__Set exercise__:
Below is a block of records; reproduce all of them exactly and leave out any pictures.

__Dataset excerpts__:
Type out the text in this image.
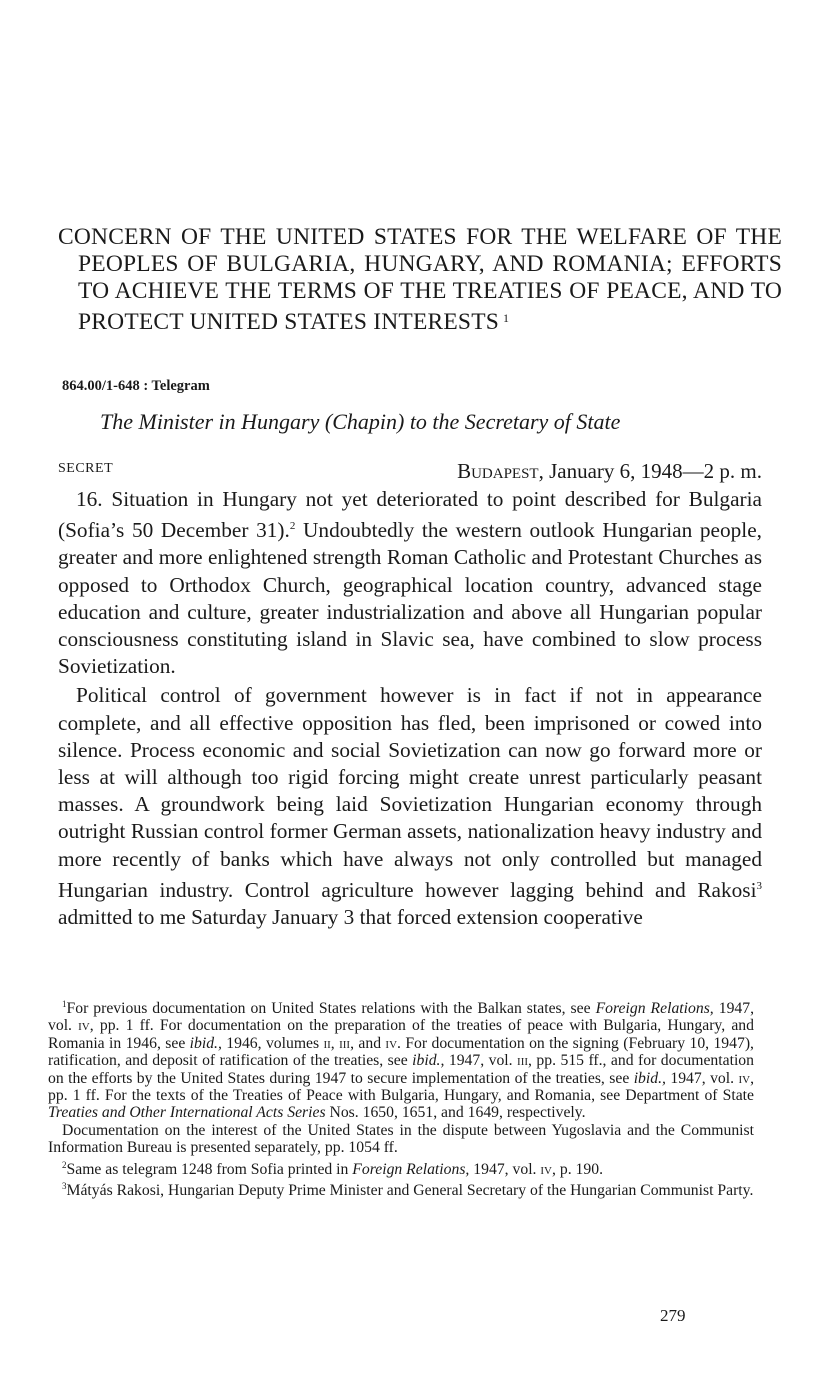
CONCERN OF THE UNITED STATES FOR THE WELFARE OF THE PEOPLES OF BULGARIA, HUNGARY, AND ROMANIA; EFFORTS TO ACHIEVE THE TERMS OF THE TREATIES OF PEACE, AND TO PROTECT UNITED STATES INTERESTS $^1$
864.00/1-648 : Telegram
The Minister in Hungary (Chapin) to the Secretary of State
SECRET	Budapest, January 6, 1948—2 p. m.

16. Situation in Hungary not yet deteriorated to point described for Bulgaria (Sofia’s 50 December 31).$^2$ Undoubtedly the western outlook Hungarian people, greater and more enlightened strength Roman Catholic and Protestant Churches as opposed to Orthodox Church, geographical location country, advanced stage education and culture, greater industrialization and above all Hungarian popular consciousness constituting island in Slavic sea, have combined to slow process Sovietization.

Political control of government however is in fact if not in appearance complete, and all effective opposition has fled, been imprisoned or cowed into silence. Process economic and social Sovietization can now go forward more or less at will although too rigid forcing might create unrest particularly peasant masses. A groundwork being laid Sovietization Hungarian economy through outright Russian control former German assets, nationalization heavy industry and more recently of banks which have always not only controlled but managed Hungarian industry. Control agriculture however lagging behind and Rakosi$^3$ admitted to me Saturday January 3 that forced extension cooperative

$^1$For previous documentation on United States relations with the Balkan states, see Foreign Relations, 1947, vol. iv, pp. 1 ff. For documentation on the preparation of the treaties of peace with Bulgaria, Hungary, and Romania in 1946, see ibid., 1946, volumes ii, iii, and iv. For documentation on the signing (February 10, 1947), ratification, and deposit of ratification of the treaties, see ibid., 1947, vol. iii, pp. 515 ff., and for documentation on the efforts by the United States during 1947 to secure implementation of the treaties, see ibid., 1947, vol. iv, pp. 1 ff. For the texts of the Treaties of Peace with Bulgaria, Hungary, and Romania, see Department of State Treaties and Other International Acts Series Nos. 1650, 1651, and 1649, respectively.

Documentation on the interest of the United States in the dispute between Yugoslavia and the Communist Information Bureau is presented separately, pp. 1054 ff.

$^2$Same as telegram 1248 from Sofia printed in Foreign Relations, 1947, vol. iv, p. 190.

$^3$Mátyás Rakosi, Hungarian Deputy Prime Minister and General Secretary of the Hungarian Communist Party.

279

__Answer below__:
Type out the text in this image.
CONCERN OF THE UNITED STATES FOR THE WELFARE OF THE PEOPLES OF BULGARIA, HUNGARY, AND ROMANIA; EFFORTS TO ACHIEVE THE TERMS OF THE TREATIES OF PEACE, AND TO PROTECT UNITED STATES INTERESTS $^1$
864.00/1-648 : Telegram
The Minister in Hungary (Chapin) to the Secretary of State
SECRET	Budapest, January 6, 1948—2 p. m.

16. Situation in Hungary not yet deteriorated to point described for Bulgaria (Sofia’s 50 December 31).$^2$ Undoubtedly the western outlook Hungarian people, greater and more enlightened strength Roman Catholic and Protestant Churches as opposed to Orthodox Church, geographical location country, advanced stage education and culture, greater industrialization and above all Hungarian popular consciousness constituting island in Slavic sea, have combined to slow process Sovietization.

Political control of government however is in fact if not in appearance complete, and all effective opposition has fled, been imprisoned or cowed into silence. Process economic and social Sovietization can now go forward more or less at will although too rigid forcing might create unrest particularly peasant masses. A groundwork being laid Sovietization Hungarian economy through outright Russian control former German assets, nationalization heavy industry and more recently of banks which have always not only controlled but managed Hungarian industry. Control agriculture however lagging behind and Rakosi$^3$ admitted to me Saturday January 3 that forced extension cooperative

$^1$For previous documentation on United States relations with the Balkan states, see Foreign Relations, 1947, vol. iv, pp. 1 ff. For documentation on the preparation of the treaties of peace with Bulgaria, Hungary, and Romania in 1946, see ibid., 1946, volumes ii, iii, and iv. For documentation on the signing (February 10, 1947), ratification, and deposit of ratification of the treaties, see ibid., 1947, vol. iii, pp. 515 ff., and for documentation on the efforts by the United States during 1947 to secure implementation of the treaties, see ibid., 1947, vol. iv, pp. 1 ff. For the texts of the Treaties of Peace with Bulgaria, Hungary, and Romania, see Department of State Treaties and Other International Acts Series Nos. 1650, 1651, and 1649, respectively.

Documentation on the interest of the United States in the dispute between Yugoslavia and the Communist Information Bureau is presented separately, pp. 1054 ff.

$^2$Same as telegram 1248 from Sofia printed in Foreign Relations, 1947, vol. iv, p. 190.

$^3$Mátyás Rakosi, Hungarian Deputy Prime Minister and General Secretary of the Hungarian Communist Party.

279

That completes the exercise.